* **WRITTEN EXERCISE**: Each entry below is to be extracted exactly.

* **Excerpts from a figure dataset**:

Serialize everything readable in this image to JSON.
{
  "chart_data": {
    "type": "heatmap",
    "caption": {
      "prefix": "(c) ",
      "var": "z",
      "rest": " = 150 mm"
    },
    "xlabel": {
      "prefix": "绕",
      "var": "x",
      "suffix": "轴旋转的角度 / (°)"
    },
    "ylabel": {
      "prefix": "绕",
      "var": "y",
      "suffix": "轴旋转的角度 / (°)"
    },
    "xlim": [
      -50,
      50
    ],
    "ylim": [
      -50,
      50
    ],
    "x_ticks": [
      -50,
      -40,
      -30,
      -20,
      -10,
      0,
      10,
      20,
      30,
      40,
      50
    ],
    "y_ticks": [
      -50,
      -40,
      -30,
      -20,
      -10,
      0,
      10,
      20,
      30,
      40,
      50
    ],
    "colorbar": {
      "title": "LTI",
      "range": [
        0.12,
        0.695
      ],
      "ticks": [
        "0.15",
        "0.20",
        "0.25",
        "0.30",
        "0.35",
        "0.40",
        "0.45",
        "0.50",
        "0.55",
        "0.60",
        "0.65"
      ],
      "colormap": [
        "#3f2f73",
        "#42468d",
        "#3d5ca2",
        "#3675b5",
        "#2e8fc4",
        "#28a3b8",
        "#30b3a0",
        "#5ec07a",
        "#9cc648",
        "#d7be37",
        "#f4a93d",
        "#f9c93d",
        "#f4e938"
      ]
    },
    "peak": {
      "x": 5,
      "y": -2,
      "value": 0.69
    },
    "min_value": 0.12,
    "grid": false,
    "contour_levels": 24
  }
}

* **OUTPUT FOR THIS EXERCISE**:
Serialize everything readable in this image to JSON.
{
  "chart_data": {
    "type": "heatmap",
    "caption": {
      "prefix": "(c) ",
      "var": "z",
      "rest": " = 150 mm"
    },
    "xlabel": {
      "prefix": "绕",
      "var": "x",
      "suffix": "轴旋转的角度 / (°)"
    },
    "ylabel": {
      "prefix": "绕",
      "var": "y",
      "suffix": "轴旋转的角度 / (°)"
    },
    "xlim": [
      -50,
      50
    ],
    "ylim": [
      -50,
      50
    ],
    "x_ticks": [
      -50,
      -40,
      -30,
      -20,
      -10,
      0,
      10,
      20,
      30,
      40,
      50
    ],
    "y_ticks": [
      -50,
      -40,
      -30,
      -20,
      -10,
      0,
      10,
      20,
      30,
      40,
      50
    ],
    "colorbar": {
      "title": "LTI",
      "range": [
        0.12,
        0.695
      ],
      "ticks": [
        "0.15",
        "0.20",
        "0.25",
        "0.30",
        "0.35",
        "0.40",
        "0.45",
        "0.50",
        "0.55",
        "0.60",
        "0.65"
      ],
      "colormap": [
        "#3f2f73",
        "#42468d",
        "#3d5ca2",
        "#3675b5",
        "#2e8fc4",
        "#28a3b8",
        "#30b3a0",
        "#5ec07a",
        "#9cc648",
        "#d7be37",
        "#f4a93d",
        "#f9c93d",
        "#f4e938"
      ]
    },
    "peak": {
      "x": 5,
      "y": -2,
      "value": 0.69
    },
    "min_value": 0.12,
    "grid": false,
    "contour_levels": 24
  }
}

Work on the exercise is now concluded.